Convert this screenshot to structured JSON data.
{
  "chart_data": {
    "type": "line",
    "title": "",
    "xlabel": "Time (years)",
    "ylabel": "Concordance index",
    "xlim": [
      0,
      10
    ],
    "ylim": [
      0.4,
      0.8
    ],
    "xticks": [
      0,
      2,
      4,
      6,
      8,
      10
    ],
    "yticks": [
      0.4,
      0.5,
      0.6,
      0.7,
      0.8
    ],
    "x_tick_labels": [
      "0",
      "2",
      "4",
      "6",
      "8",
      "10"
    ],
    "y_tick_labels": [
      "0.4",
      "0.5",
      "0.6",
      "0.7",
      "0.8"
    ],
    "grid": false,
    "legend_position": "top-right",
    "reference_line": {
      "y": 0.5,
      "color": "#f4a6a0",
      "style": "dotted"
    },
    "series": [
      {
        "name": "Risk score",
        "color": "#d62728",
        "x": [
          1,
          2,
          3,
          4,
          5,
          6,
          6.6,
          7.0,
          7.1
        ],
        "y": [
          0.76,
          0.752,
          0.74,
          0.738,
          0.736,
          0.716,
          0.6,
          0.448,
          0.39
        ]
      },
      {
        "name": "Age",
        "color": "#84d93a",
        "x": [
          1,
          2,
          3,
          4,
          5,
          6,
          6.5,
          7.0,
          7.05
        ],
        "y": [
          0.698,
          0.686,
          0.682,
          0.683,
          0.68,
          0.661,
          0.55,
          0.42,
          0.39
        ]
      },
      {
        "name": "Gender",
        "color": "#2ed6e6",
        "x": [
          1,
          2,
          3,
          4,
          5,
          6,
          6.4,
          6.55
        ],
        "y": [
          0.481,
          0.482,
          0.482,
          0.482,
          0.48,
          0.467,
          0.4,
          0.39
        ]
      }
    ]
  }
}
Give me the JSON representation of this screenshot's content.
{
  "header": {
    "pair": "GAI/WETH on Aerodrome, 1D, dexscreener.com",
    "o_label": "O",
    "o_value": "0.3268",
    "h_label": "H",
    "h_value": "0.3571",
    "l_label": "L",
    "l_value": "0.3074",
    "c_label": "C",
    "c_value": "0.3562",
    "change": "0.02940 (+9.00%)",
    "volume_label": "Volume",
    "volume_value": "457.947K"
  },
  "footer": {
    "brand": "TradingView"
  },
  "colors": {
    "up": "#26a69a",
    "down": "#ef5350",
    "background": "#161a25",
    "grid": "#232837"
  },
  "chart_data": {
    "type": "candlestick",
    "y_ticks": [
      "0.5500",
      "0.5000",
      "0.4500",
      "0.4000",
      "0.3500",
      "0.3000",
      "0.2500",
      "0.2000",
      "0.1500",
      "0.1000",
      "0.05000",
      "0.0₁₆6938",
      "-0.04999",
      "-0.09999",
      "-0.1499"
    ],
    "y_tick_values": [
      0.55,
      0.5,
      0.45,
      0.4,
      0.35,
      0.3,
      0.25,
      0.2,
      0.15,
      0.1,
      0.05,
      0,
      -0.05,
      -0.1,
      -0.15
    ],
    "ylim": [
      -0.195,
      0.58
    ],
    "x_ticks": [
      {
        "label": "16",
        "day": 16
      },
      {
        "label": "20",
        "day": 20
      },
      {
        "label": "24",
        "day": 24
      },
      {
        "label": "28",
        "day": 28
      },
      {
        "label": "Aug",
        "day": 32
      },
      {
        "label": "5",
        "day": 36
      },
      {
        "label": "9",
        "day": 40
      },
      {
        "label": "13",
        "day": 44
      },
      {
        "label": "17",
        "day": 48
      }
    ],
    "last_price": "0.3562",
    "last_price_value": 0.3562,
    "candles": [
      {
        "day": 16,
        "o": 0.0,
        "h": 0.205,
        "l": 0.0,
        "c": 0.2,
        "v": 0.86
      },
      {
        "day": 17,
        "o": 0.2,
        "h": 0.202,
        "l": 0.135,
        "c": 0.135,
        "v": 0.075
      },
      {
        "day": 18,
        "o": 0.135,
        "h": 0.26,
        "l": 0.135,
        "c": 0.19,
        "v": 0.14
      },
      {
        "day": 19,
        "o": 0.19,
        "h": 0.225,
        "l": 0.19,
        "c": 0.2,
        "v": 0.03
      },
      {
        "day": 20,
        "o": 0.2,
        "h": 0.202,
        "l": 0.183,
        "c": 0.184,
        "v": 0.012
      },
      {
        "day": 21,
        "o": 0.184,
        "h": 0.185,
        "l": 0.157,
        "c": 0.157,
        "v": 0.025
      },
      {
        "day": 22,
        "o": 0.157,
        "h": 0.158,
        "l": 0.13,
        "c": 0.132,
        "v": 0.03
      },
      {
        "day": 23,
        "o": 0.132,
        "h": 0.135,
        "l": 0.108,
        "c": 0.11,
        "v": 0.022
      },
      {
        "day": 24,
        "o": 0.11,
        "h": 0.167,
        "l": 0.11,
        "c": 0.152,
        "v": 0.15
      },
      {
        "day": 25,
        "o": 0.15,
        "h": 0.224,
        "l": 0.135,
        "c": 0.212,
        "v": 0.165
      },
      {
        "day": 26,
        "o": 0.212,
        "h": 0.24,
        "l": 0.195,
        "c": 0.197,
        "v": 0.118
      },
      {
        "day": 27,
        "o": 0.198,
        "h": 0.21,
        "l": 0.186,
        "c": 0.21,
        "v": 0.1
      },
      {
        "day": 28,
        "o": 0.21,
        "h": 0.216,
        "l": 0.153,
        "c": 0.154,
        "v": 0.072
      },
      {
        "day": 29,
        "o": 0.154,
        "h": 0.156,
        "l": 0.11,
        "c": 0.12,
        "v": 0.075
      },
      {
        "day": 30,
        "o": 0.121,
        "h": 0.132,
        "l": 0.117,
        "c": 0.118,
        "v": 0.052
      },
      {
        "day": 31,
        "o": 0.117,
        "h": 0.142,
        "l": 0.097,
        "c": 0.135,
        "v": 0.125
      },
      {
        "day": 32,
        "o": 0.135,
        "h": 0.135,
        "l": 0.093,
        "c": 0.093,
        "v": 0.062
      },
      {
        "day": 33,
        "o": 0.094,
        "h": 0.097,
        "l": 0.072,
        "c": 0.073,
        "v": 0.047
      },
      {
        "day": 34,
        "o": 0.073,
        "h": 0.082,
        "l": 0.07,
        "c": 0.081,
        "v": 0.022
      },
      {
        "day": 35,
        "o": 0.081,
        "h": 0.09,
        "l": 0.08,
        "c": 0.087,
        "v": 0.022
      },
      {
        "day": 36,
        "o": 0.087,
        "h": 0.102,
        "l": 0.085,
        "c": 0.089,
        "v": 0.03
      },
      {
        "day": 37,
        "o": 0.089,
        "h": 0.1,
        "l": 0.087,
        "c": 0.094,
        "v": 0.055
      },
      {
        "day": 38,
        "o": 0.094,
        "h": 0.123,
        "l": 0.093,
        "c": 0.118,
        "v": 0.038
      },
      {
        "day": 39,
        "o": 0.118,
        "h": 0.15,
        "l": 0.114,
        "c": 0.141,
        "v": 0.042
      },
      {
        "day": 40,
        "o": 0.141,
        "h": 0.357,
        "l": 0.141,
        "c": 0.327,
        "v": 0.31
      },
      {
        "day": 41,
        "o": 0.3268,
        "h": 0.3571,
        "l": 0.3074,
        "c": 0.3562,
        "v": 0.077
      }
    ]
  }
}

▶ **What is expected**
Take the material above and return all of it exactly.

▶ **Solution for this problem**
Convert this screenshot to structured JSON data.
{
  "chart_data": {
    "type": "line",
    "title": "",
    "xlabel": "Time (years)",
    "ylabel": "Concordance index",
    "xlim": [
      0,
      10
    ],
    "ylim": [
      0.4,
      0.8
    ],
    "xticks": [
      0,
      2,
      4,
      6,
      8,
      10
    ],
    "yticks": [
      0.4,
      0.5,
      0.6,
      0.7,
      0.8
    ],
    "x_tick_labels": [
      "0",
      "2",
      "4",
      "6",
      "8",
      "10"
    ],
    "y_tick_labels": [
      "0.4",
      "0.5",
      "0.6",
      "0.7",
      "0.8"
    ],
    "grid": false,
    "legend_position": "top-right",
    "reference_line": {
      "y": 0.5,
      "color": "#f4a6a0",
      "style": "dotted"
    },
    "series": [
      {
        "name": "Risk score",
        "color": "#d62728",
        "x": [
          1,
          2,
          3,
          4,
          5,
          6,
          6.6,
          7.0,
          7.1
        ],
        "y": [
          0.76,
          0.752,
          0.74,
          0.738,
          0.736,
          0.716,
          0.6,
          0.448,
          0.39
        ]
      },
      {
        "name": "Age",
        "color": "#84d93a",
        "x": [
          1,
          2,
          3,
          4,
          5,
          6,
          6.5,
          7.0,
          7.05
        ],
        "y": [
          0.698,
          0.686,
          0.682,
          0.683,
          0.68,
          0.661,
          0.55,
          0.42,
          0.39
        ]
      },
      {
        "name": "Gender",
        "color": "#2ed6e6",
        "x": [
          1,
          2,
          3,
          4,
          5,
          6,
          6.4,
          6.55
        ],
        "y": [
          0.481,
          0.482,
          0.482,
          0.482,
          0.48,
          0.467,
          0.4,
          0.39
        ]
      }
    ]
  }
}
Give me the JSON representation of this screenshot's content.
{
  "header": {
    "pair": "GAI/WETH on Aerodrome, 1D, dexscreener.com",
    "o_label": "O",
    "o_value": "0.3268",
    "h_label": "H",
    "h_value": "0.3571",
    "l_label": "L",
    "l_value": "0.3074",
    "c_label": "C",
    "c_value": "0.3562",
    "change": "0.02940 (+9.00%)",
    "volume_label": "Volume",
    "volume_value": "457.947K"
  },
  "footer": {
    "brand": "TradingView"
  },
  "colors": {
    "up": "#26a69a",
    "down": "#ef5350",
    "background": "#161a25",
    "grid": "#232837"
  },
  "chart_data": {
    "type": "candlestick",
    "y_ticks": [
      "0.5500",
      "0.5000",
      "0.4500",
      "0.4000",
      "0.3500",
      "0.3000",
      "0.2500",
      "0.2000",
      "0.1500",
      "0.1000",
      "0.05000",
      "0.0₁₆6938",
      "-0.04999",
      "-0.09999",
      "-0.1499"
    ],
    "y_tick_values": [
      0.55,
      0.5,
      0.45,
      0.4,
      0.35,
      0.3,
      0.25,
      0.2,
      0.15,
      0.1,
      0.05,
      0,
      -0.05,
      -0.1,
      -0.15
    ],
    "ylim": [
      -0.195,
      0.58
    ],
    "x_ticks": [
      {
        "label": "16",
        "day": 16
      },
      {
        "label": "20",
        "day": 20
      },
      {
        "label": "24",
        "day": 24
      },
      {
        "label": "28",
        "day": 28
      },
      {
        "label": "Aug",
        "day": 32
      },
      {
        "label": "5",
        "day": 36
      },
      {
        "label": "9",
        "day": 40
      },
      {
        "label": "13",
        "day": 44
      },
      {
        "label": "17",
        "day": 48
      }
    ],
    "last_price": "0.3562",
    "last_price_value": 0.3562,
    "candles": [
      {
        "day": 16,
        "o": 0.0,
        "h": 0.205,
        "l": 0.0,
        "c": 0.2,
        "v": 0.86
      },
      {
        "day": 17,
        "o": 0.2,
        "h": 0.202,
        "l": 0.135,
        "c": 0.135,
        "v": 0.075
      },
      {
        "day": 18,
        "o": 0.135,
        "h": 0.26,
        "l": 0.135,
        "c": 0.19,
        "v": 0.14
      },
      {
        "day": 19,
        "o": 0.19,
        "h": 0.225,
        "l": 0.19,
        "c": 0.2,
        "v": 0.03
      },
      {
        "day": 20,
        "o": 0.2,
        "h": 0.202,
        "l": 0.183,
        "c": 0.184,
        "v": 0.012
      },
      {
        "day": 21,
        "o": 0.184,
        "h": 0.185,
        "l": 0.157,
        "c": 0.157,
        "v": 0.025
      },
      {
        "day": 22,
        "o": 0.157,
        "h": 0.158,
        "l": 0.13,
        "c": 0.132,
        "v": 0.03
      },
      {
        "day": 23,
        "o": 0.132,
        "h": 0.135,
        "l": 0.108,
        "c": 0.11,
        "v": 0.022
      },
      {
        "day": 24,
        "o": 0.11,
        "h": 0.167,
        "l": 0.11,
        "c": 0.152,
        "v": 0.15
      },
      {
        "day": 25,
        "o": 0.15,
        "h": 0.224,
        "l": 0.135,
        "c": 0.212,
        "v": 0.165
      },
      {
        "day": 26,
        "o": 0.212,
        "h": 0.24,
        "l": 0.195,
        "c": 0.197,
        "v": 0.118
      },
      {
        "day": 27,
        "o": 0.198,
        "h": 0.21,
        "l": 0.186,
        "c": 0.21,
        "v": 0.1
      },
      {
        "day": 28,
        "o": 0.21,
        "h": 0.216,
        "l": 0.153,
        "c": 0.154,
        "v": 0.072
      },
      {
        "day": 29,
        "o": 0.154,
        "h": 0.156,
        "l": 0.11,
        "c": 0.12,
        "v": 0.075
      },
      {
        "day": 30,
        "o": 0.121,
        "h": 0.132,
        "l": 0.117,
        "c": 0.118,
        "v": 0.052
      },
      {
        "day": 31,
        "o": 0.117,
        "h": 0.142,
        "l": 0.097,
        "c": 0.135,
        "v": 0.125
      },
      {
        "day": 32,
        "o": 0.135,
        "h": 0.135,
        "l": 0.093,
        "c": 0.093,
        "v": 0.062
      },
      {
        "day": 33,
        "o": 0.094,
        "h": 0.097,
        "l": 0.072,
        "c": 0.073,
        "v": 0.047
      },
      {
        "day": 34,
        "o": 0.073,
        "h": 0.082,
        "l": 0.07,
        "c": 0.081,
        "v": 0.022
      },
      {
        "day": 35,
        "o": 0.081,
        "h": 0.09,
        "l": 0.08,
        "c": 0.087,
        "v": 0.022
      },
      {
        "day": 36,
        "o": 0.087,
        "h": 0.102,
        "l": 0.085,
        "c": 0.089,
        "v": 0.03
      },
      {
        "day": 37,
        "o": 0.089,
        "h": 0.1,
        "l": 0.087,
        "c": 0.094,
        "v": 0.055
      },
      {
        "day": 38,
        "o": 0.094,
        "h": 0.123,
        "l": 0.093,
        "c": 0.118,
        "v": 0.038
      },
      {
        "day": 39,
        "o": 0.118,
        "h": 0.15,
        "l": 0.114,
        "c": 0.141,
        "v": 0.042
      },
      {
        "day": 40,
        "o": 0.141,
        "h": 0.357,
        "l": 0.141,
        "c": 0.327,
        "v": 0.31
      },
      {
        "day": 41,
        "o": 0.3268,
        "h": 0.3571,
        "l": 0.3074,
        "c": 0.3562,
        "v": 0.077
      }
    ]
  }
}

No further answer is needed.